PROVIDED DATA
═══
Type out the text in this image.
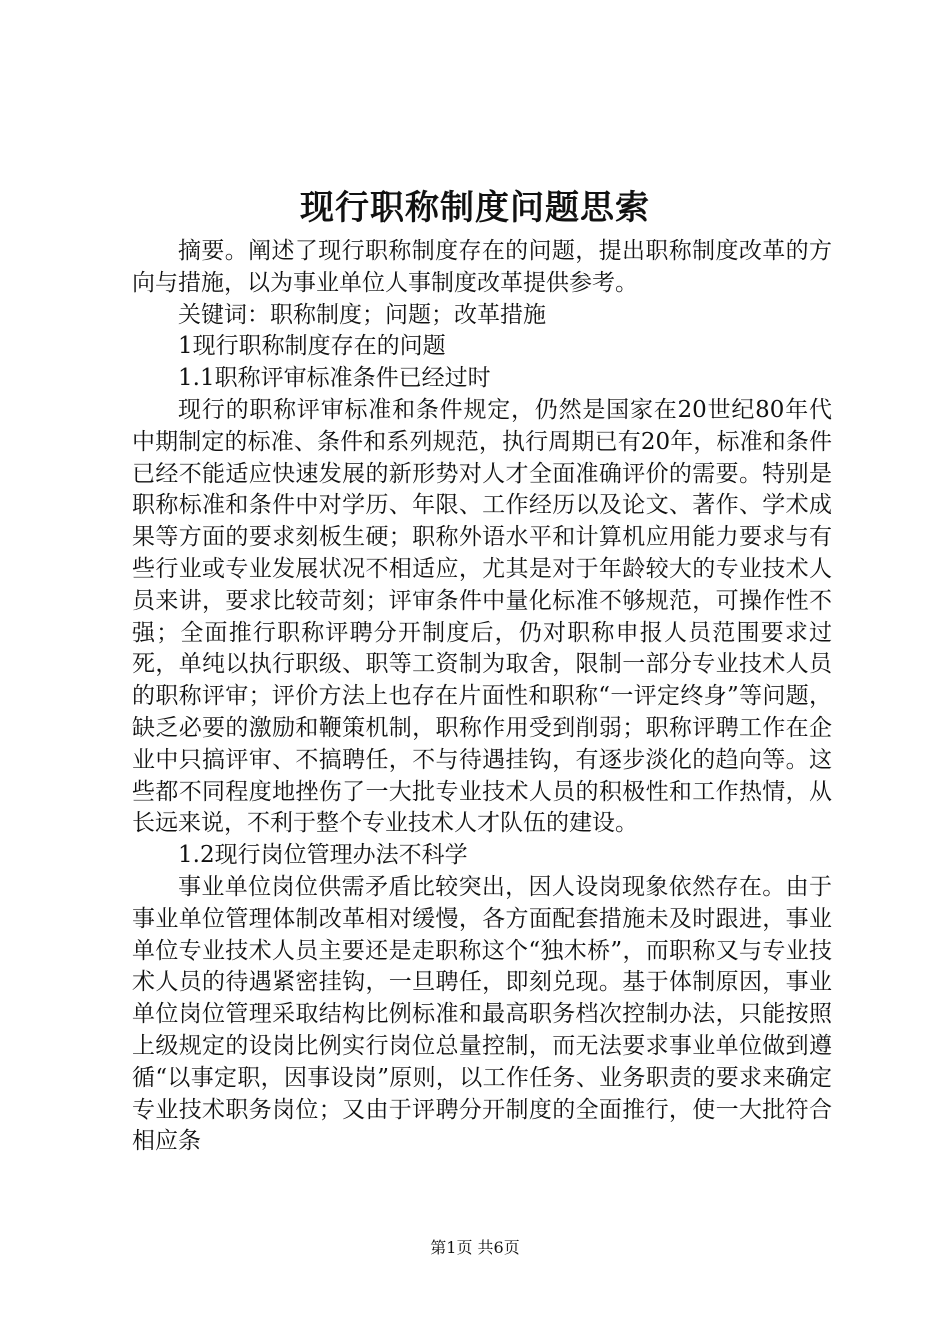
现行职称制度问题思索

摘要。阐述了现行职称制度存在的问题，提出职称制度改革的方向与措施，以为事业单位人事制度改革提供参考。

关键词：职称制度；问题；改革措施

1现行职称制度存在的问题

1.1职称评审标准条件已经过时

现行的职称评审标准和条件规定，仍然是国家在20世纪80年代中期制定的标准、条件和系列规范，执行周期已有20年，标准和条件已经不能适应快速发展的新形势对人才全面准确评价的需要。特别是职称标准和条件中对学历、年限、工作经历以及论文、著作、学术成果等方面的要求刻板生硬；职称外语水平和计算机应用能力要求与有些行业或专业发展状况不相适应，尤其是对于年龄较大的专业技术人员来讲，要求比较苛刻；评审条件中量化标准不够规范，可操作性不强；全面推行职称评聘分开制度后，仍对职称申报人员范围要求过死，单纯以执行职级、职等工资制为取舍，限制一部分专业技术人员的职称评审；评价方法上也存在片面性和职称“一评定终身”等问题，缺乏必要的激励和鞭策机制，职称作用受到削弱；职称评聘工作在企业中只搞评审、不搞聘任，不与待遇挂钩，有逐步淡化的趋向等。这些都不同程度地挫伤了一大批专业技术人员的积极性和工作热情，从长远来说，不利于整个专业技术人才队伍的建设。

1.2现行岗位管理办法不科学

事业单位岗位供需矛盾比较突出，因人设岗现象依然存在。由于事业单位管理体制改革相对缓慢，各方面配套措施未及时跟进，事业单位专业技术人员主要还是走职称这个“独木桥”，而职称又与专业技术人员的待遇紧密挂钩，一旦聘任，即刻兑现。基于体制原因，事业单位岗位管理采取结构比例标准和最高职务档次控制办法，只能按照上级规定的设岗比例实行岗位总量控制，而无法要求事业单位做到遵循“以事定职，因事设岗”原则，以工作任务、业务职责的要求来确定专业技术职务岗位；又由于评聘分开制度的全面推行，使一大批符合相应条

第1页 共6页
═══
EXERCISE TASK
Omitting all images, retype each line of the records precisely.

COMPLETED EXERCISE
Type out the text in this image.
现行职称制度问题思索

摘要。阐述了现行职称制度存在的问题，提出职称制度改革的方向与措施，以为事业单位人事制度改革提供参考。

关键词：职称制度；问题；改革措施

1现行职称制度存在的问题

1.1职称评审标准条件已经过时

现行的职称评审标准和条件规定，仍然是国家在20世纪80年代中期制定的标准、条件和系列规范，执行周期已有20年，标准和条件已经不能适应快速发展的新形势对人才全面准确评价的需要。特别是职称标准和条件中对学历、年限、工作经历以及论文、著作、学术成果等方面的要求刻板生硬；职称外语水平和计算机应用能力要求与有些行业或专业发展状况不相适应，尤其是对于年龄较大的专业技术人员来讲，要求比较苛刻；评审条件中量化标准不够规范，可操作性不强；全面推行职称评聘分开制度后，仍对职称申报人员范围要求过死，单纯以执行职级、职等工资制为取舍，限制一部分专业技术人员的职称评审；评价方法上也存在片面性和职称“一评定终身”等问题，缺乏必要的激励和鞭策机制，职称作用受到削弱；职称评聘工作在企业中只搞评审、不搞聘任，不与待遇挂钩，有逐步淡化的趋向等。这些都不同程度地挫伤了一大批专业技术人员的积极性和工作热情，从长远来说，不利于整个专业技术人才队伍的建设。

1.2现行岗位管理办法不科学

事业单位岗位供需矛盾比较突出，因人设岗现象依然存在。由于事业单位管理体制改革相对缓慢，各方面配套措施未及时跟进，事业单位专业技术人员主要还是走职称这个“独木桥”，而职称又与专业技术人员的待遇紧密挂钩，一旦聘任，即刻兑现。基于体制原因，事业单位岗位管理采取结构比例标准和最高职务档次控制办法，只能按照上级规定的设岗比例实行岗位总量控制，而无法要求事业单位做到遵循“以事定职，因事设岗”原则，以工作任务、业务职责的要求来确定专业技术职务岗位；又由于评聘分开制度的全面推行，使一大批符合相应条

第1页 共6页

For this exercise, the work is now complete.